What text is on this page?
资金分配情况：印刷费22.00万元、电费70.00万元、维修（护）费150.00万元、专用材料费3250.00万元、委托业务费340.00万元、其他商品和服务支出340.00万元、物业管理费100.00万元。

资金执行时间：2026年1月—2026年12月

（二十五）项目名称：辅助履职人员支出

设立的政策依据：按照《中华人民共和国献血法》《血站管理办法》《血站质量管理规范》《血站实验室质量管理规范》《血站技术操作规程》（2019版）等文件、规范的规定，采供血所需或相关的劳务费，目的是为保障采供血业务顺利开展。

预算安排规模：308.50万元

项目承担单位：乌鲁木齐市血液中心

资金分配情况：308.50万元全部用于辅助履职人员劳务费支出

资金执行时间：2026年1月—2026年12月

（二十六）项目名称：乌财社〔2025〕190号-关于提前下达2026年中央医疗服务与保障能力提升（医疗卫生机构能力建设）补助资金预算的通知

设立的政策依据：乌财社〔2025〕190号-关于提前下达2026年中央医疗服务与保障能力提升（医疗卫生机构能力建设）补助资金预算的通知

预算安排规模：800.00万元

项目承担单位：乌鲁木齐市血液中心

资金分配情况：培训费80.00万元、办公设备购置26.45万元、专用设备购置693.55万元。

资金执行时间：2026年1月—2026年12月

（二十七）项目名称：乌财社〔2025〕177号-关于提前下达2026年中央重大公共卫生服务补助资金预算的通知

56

Exercise brief = Write out the data again, exactly and in full.

Full answer =
What text is on this page?
资金分配情况：印刷费22.00万元、电费70.00万元、维修（护）费150.00万元、专用材料费3250.00万元、委托业务费340.00万元、其他商品和服务支出340.00万元、物业管理费100.00万元。

资金执行时间：2026年1月—2026年12月

（二十五）项目名称：辅助履职人员支出

设立的政策依据：按照《中华人民共和国献血法》《血站管理办法》《血站质量管理规范》《血站实验室质量管理规范》《血站技术操作规程》（2019版）等文件、规范的规定，采供血所需或相关的劳务费，目的是为保障采供血业务顺利开展。

预算安排规模：308.50万元

项目承担单位：乌鲁木齐市血液中心

资金分配情况：308.50万元全部用于辅助履职人员劳务费支出

资金执行时间：2026年1月—2026年12月

（二十六）项目名称：乌财社〔2025〕190号-关于提前下达2026年中央医疗服务与保障能力提升（医疗卫生机构能力建设）补助资金预算的通知

设立的政策依据：乌财社〔2025〕190号-关于提前下达2026年中央医疗服务与保障能力提升（医疗卫生机构能力建设）补助资金预算的通知

预算安排规模：800.00万元

项目承担单位：乌鲁木齐市血液中心

资金分配情况：培训费80.00万元、办公设备购置26.45万元、专用设备购置693.55万元。

资金执行时间：2026年1月—2026年12月

（二十七）项目名称：乌财社〔2025〕177号-关于提前下达2026年中央重大公共卫生服务补助资金预算的通知

56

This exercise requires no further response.